- GIVEN INSTRUCTION
Below are some entries. Copy each line that holds the string "VesselsValue".

Data entries for graphics:
+---+
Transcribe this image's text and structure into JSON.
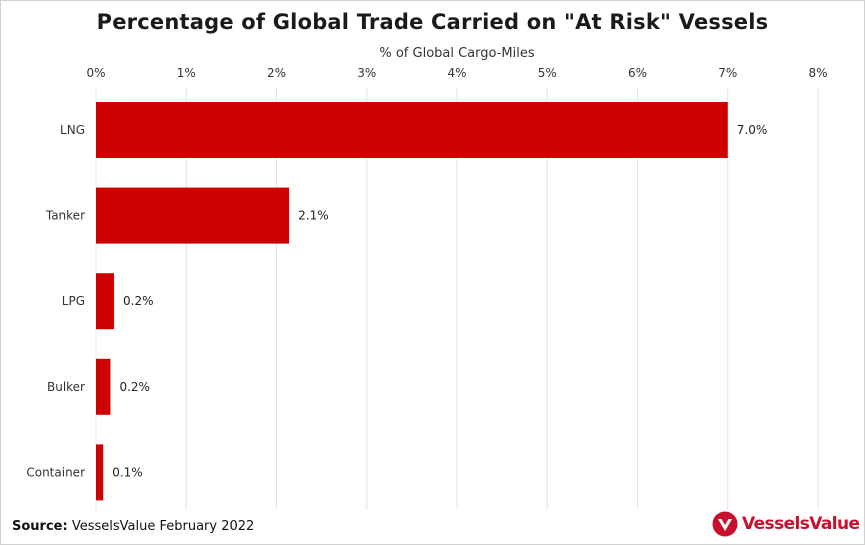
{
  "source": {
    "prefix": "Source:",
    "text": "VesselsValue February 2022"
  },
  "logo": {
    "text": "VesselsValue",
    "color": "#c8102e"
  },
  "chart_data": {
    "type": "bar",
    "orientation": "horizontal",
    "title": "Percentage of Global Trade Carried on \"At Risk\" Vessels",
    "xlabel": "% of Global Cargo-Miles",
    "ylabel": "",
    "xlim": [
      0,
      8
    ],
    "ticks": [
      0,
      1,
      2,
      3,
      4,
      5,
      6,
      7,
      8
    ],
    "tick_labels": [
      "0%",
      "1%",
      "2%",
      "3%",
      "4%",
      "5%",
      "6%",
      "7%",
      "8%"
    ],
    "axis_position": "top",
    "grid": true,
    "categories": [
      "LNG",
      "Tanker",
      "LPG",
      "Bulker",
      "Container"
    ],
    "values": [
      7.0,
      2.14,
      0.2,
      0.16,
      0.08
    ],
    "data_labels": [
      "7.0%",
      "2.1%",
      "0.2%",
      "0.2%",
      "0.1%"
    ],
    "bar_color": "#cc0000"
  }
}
+---+
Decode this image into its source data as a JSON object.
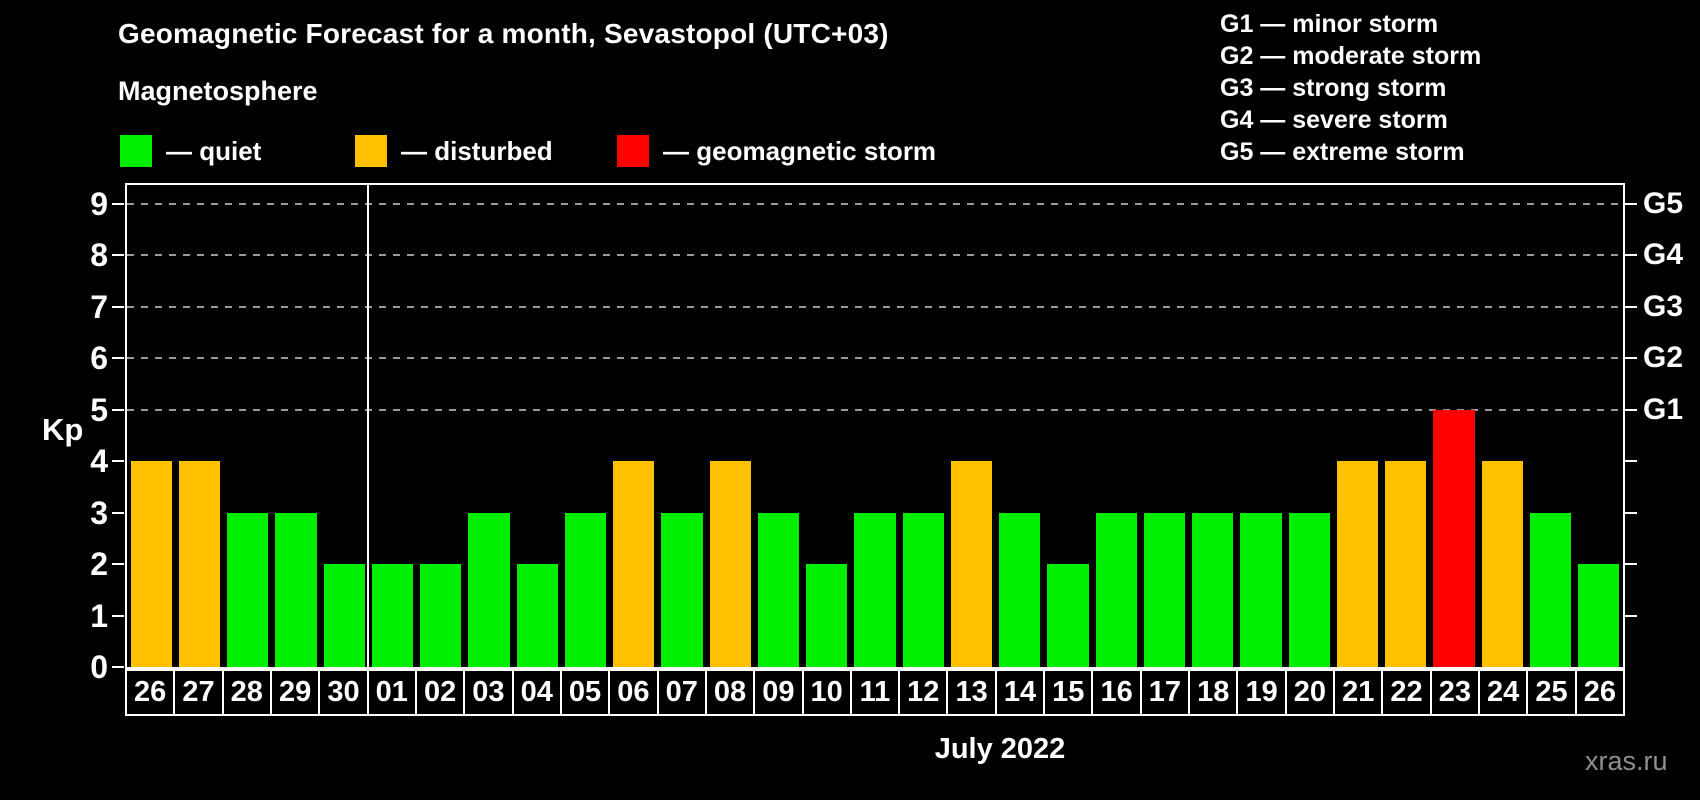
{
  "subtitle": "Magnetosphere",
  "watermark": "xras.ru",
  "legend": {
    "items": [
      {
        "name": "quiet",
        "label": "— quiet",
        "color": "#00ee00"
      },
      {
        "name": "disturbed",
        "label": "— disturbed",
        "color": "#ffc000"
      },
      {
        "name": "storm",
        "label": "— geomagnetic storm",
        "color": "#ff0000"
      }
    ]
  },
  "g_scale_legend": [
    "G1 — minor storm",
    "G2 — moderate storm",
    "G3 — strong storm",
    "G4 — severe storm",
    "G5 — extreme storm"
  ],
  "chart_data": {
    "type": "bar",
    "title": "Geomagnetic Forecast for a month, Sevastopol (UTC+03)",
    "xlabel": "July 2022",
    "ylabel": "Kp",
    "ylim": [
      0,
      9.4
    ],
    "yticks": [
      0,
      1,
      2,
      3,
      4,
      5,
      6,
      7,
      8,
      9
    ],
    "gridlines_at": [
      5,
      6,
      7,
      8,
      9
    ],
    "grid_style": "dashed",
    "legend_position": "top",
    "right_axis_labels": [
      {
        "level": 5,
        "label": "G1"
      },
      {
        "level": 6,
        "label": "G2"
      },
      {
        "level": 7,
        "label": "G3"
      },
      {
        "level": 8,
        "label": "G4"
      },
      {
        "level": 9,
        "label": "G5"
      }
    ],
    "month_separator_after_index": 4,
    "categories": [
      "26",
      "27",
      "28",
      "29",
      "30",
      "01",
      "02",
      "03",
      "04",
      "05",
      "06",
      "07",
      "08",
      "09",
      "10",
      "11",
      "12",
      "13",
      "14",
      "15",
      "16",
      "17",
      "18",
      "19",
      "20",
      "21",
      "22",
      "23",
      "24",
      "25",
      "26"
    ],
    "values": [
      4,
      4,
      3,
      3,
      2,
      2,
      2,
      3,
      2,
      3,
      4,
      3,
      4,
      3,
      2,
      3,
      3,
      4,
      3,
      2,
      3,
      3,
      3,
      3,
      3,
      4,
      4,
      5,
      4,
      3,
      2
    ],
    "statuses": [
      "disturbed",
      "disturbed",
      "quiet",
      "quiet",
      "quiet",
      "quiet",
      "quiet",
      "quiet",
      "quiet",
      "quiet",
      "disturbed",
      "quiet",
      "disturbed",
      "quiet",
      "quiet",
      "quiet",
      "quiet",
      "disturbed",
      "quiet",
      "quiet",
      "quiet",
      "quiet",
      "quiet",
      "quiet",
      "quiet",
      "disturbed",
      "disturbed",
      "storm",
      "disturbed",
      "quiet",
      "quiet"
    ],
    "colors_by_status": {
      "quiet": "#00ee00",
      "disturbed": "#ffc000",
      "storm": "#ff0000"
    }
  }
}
+---+
- RESULT OF THE EXERCISE
    "text": "VesselsValue February 2022"
    "text": "VesselsValue",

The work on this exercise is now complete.